Omit all pictures and give the records below again exactly as written.
━━ DATA LINES
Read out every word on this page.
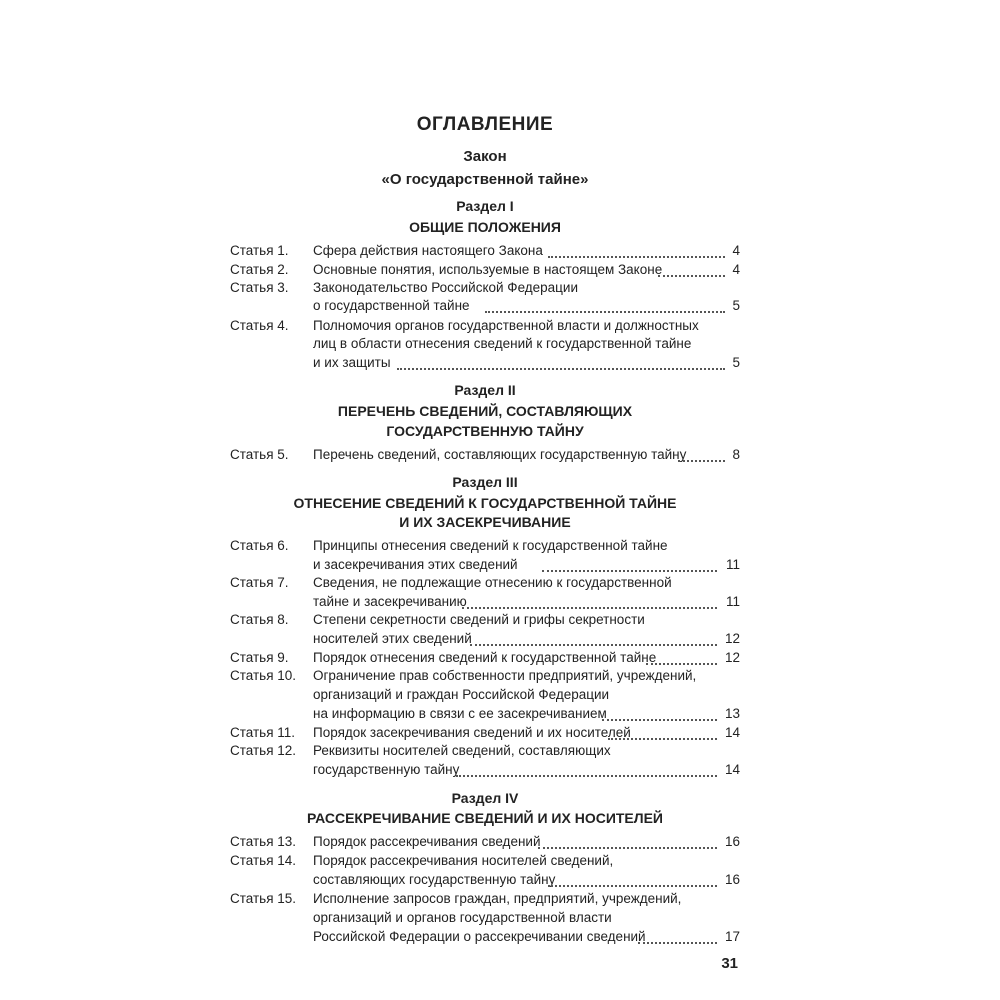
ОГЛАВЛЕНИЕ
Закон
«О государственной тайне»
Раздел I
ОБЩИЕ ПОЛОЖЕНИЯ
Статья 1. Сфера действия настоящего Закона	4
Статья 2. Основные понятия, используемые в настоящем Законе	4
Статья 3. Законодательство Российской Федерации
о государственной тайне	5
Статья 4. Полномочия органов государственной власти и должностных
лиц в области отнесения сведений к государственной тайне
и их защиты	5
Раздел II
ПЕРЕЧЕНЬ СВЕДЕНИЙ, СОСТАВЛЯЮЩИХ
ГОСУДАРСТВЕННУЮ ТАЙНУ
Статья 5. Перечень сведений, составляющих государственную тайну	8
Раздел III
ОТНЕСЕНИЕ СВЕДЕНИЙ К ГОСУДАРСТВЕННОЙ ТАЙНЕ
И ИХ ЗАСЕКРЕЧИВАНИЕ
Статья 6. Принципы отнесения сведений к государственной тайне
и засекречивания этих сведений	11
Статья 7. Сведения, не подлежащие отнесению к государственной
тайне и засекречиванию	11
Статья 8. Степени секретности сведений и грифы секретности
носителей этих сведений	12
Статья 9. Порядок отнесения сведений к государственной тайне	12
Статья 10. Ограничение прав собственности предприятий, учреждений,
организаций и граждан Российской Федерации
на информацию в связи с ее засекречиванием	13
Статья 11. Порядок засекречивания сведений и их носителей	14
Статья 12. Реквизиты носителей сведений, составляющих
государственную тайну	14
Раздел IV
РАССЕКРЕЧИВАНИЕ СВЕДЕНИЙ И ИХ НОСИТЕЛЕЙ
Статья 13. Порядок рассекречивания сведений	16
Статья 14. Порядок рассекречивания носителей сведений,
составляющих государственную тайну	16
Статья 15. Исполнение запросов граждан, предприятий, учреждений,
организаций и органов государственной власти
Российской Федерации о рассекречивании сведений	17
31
━━━━
◆ FINAL RESULT:
Read out every word on this page.
ОГЛАВЛЕНИЕ
Закон
«О государственной тайне»
Раздел I
ОБЩИЕ ПОЛОЖЕНИЯ
Статья 1. Сфера действия настоящего Закона	4
Статья 2. Основные понятия, используемые в настоящем Законе	4
Статья 3. Законодательство Российской Федерации
о государственной тайне	5
Статья 4. Полномочия органов государственной власти и должностных
лиц в области отнесения сведений к государственной тайне
и их защиты	5
Раздел II
ПЕРЕЧЕНЬ СВЕДЕНИЙ, СОСТАВЛЯЮЩИХ
ГОСУДАРСТВЕННУЮ ТАЙНУ
Статья 5. Перечень сведений, составляющих государственную тайну	8
Раздел III
ОТНЕСЕНИЕ СВЕДЕНИЙ К ГОСУДАРСТВЕННОЙ ТАЙНЕ
И ИХ ЗАСЕКРЕЧИВАНИЕ
Статья 6. Принципы отнесения сведений к государственной тайне
и засекречивания этих сведений	11
Статья 7. Сведения, не подлежащие отнесению к государственной
тайне и засекречиванию	11
Статья 8. Степени секретности сведений и грифы секретности
носителей этих сведений	12
Статья 9. Порядок отнесения сведений к государственной тайне	12
Статья 10. Ограничение прав собственности предприятий, учреждений,
организаций и граждан Российской Федерации
на информацию в связи с ее засекречиванием	13
Статья 11. Порядок засекречивания сведений и их носителей	14
Статья 12. Реквизиты носителей сведений, составляющих
государственную тайну	14
Раздел IV
РАССЕКРЕЧИВАНИЕ СВЕДЕНИЙ И ИХ НОСИТЕЛЕЙ
Статья 13. Порядок рассекречивания сведений	16
Статья 14. Порядок рассекречивания носителей сведений,
составляющих государственную тайну	16
Статья 15. Исполнение запросов граждан, предприятий, учреждений,
организаций и органов государственной власти
Российской Федерации о рассекречивании сведений	17
31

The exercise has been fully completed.